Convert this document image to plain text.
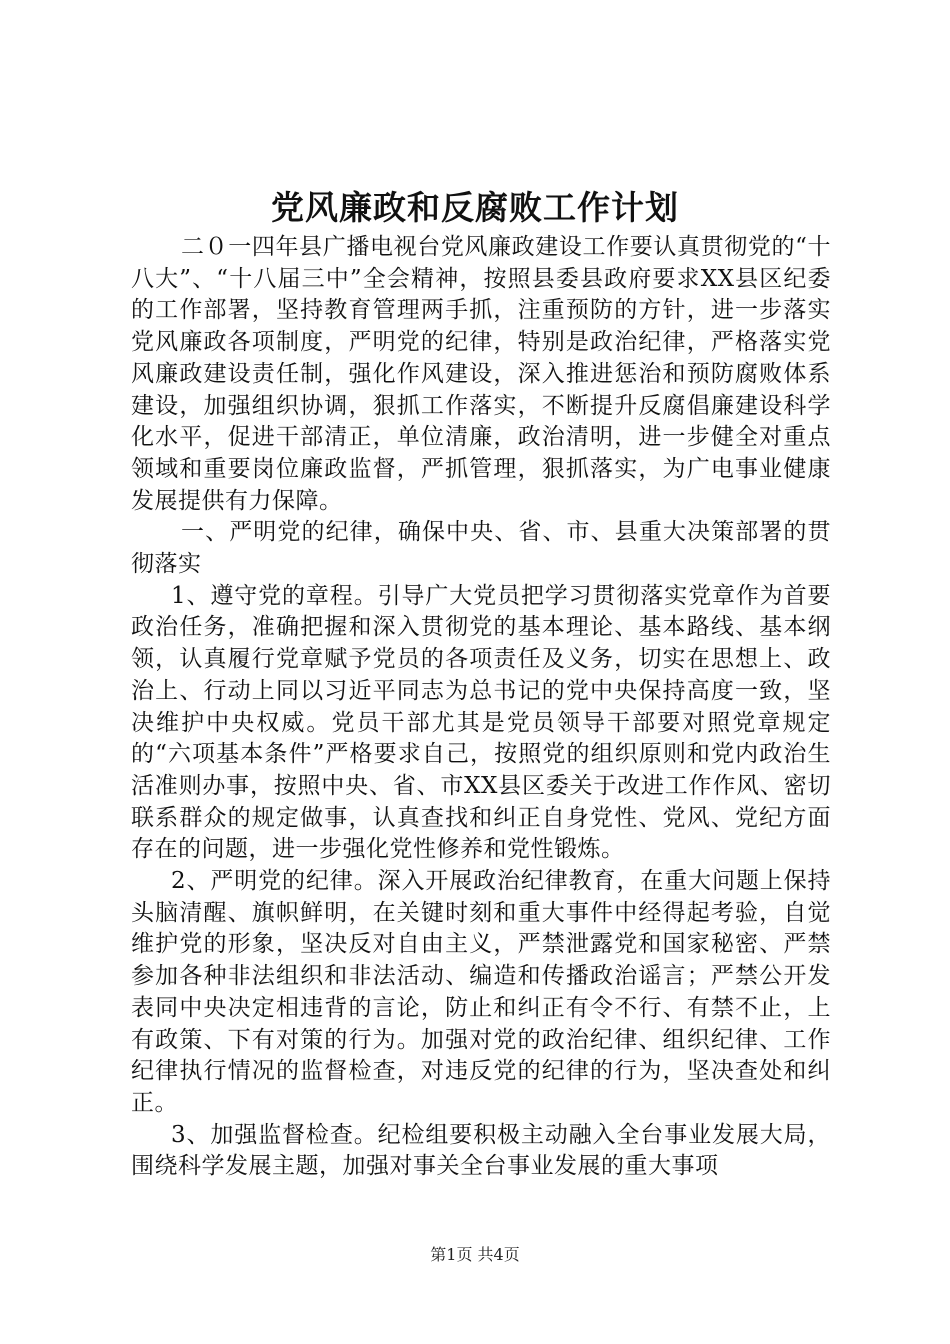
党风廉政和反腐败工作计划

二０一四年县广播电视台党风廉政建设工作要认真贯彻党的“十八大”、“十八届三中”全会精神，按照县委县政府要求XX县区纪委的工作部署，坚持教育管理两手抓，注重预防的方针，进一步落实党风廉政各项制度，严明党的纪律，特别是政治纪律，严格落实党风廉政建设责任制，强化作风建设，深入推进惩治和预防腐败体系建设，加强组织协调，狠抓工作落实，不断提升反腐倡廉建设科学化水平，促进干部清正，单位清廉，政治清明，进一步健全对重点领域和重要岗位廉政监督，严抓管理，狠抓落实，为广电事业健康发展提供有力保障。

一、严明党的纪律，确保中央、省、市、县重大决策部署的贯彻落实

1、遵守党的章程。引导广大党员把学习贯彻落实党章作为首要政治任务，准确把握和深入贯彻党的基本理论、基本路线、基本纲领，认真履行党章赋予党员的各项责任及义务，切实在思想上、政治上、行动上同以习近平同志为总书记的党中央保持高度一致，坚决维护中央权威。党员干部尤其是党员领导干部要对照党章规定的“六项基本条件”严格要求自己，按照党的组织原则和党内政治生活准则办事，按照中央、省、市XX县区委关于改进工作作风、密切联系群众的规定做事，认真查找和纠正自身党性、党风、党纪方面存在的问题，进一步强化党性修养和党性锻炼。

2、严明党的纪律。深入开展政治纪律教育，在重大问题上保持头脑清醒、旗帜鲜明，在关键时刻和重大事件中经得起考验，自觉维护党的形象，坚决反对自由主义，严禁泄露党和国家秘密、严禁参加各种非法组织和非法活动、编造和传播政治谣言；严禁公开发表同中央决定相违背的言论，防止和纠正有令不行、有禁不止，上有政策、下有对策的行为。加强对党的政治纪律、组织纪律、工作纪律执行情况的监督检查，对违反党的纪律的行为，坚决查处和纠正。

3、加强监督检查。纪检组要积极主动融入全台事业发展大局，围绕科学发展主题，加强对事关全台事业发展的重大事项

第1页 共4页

○ ○ ○

** DIRECTIVE **
All of the records need repeating exactly, except for the pictures.

** WRITTEN REPLY **
Convert this document image to plain text.
党风廉政和反腐败工作计划

二０一四年县广播电视台党风廉政建设工作要认真贯彻党的“十八大”、“十八届三中”全会精神，按照县委县政府要求XX县区纪委的工作部署，坚持教育管理两手抓，注重预防的方针，进一步落实党风廉政各项制度，严明党的纪律，特别是政治纪律，严格落实党风廉政建设责任制，强化作风建设，深入推进惩治和预防腐败体系建设，加强组织协调，狠抓工作落实，不断提升反腐倡廉建设科学化水平，促进干部清正，单位清廉，政治清明，进一步健全对重点领域和重要岗位廉政监督，严抓管理，狠抓落实，为广电事业健康发展提供有力保障。

一、严明党的纪律，确保中央、省、市、县重大决策部署的贯彻落实

1、遵守党的章程。引导广大党员把学习贯彻落实党章作为首要政治任务，准确把握和深入贯彻党的基本理论、基本路线、基本纲领，认真履行党章赋予党员的各项责任及义务，切实在思想上、政治上、行动上同以习近平同志为总书记的党中央保持高度一致，坚决维护中央权威。党员干部尤其是党员领导干部要对照党章规定的“六项基本条件”严格要求自己，按照党的组织原则和党内政治生活准则办事，按照中央、省、市XX县区委关于改进工作作风、密切联系群众的规定做事，认真查找和纠正自身党性、党风、党纪方面存在的问题，进一步强化党性修养和党性锻炼。

2、严明党的纪律。深入开展政治纪律教育，在重大问题上保持头脑清醒、旗帜鲜明，在关键时刻和重大事件中经得起考验，自觉维护党的形象，坚决反对自由主义，严禁泄露党和国家秘密、严禁参加各种非法组织和非法活动、编造和传播政治谣言；严禁公开发表同中央决定相违背的言论，防止和纠正有令不行、有禁不止，上有政策、下有对策的行为。加强对党的政治纪律、组织纪律、工作纪律执行情况的监督检查，对违反党的纪律的行为，坚决查处和纠正。

3、加强监督检查。纪检组要积极主动融入全台事业发展大局，围绕科学发展主题，加强对事关全台事业发展的重大事项

第1页 共4页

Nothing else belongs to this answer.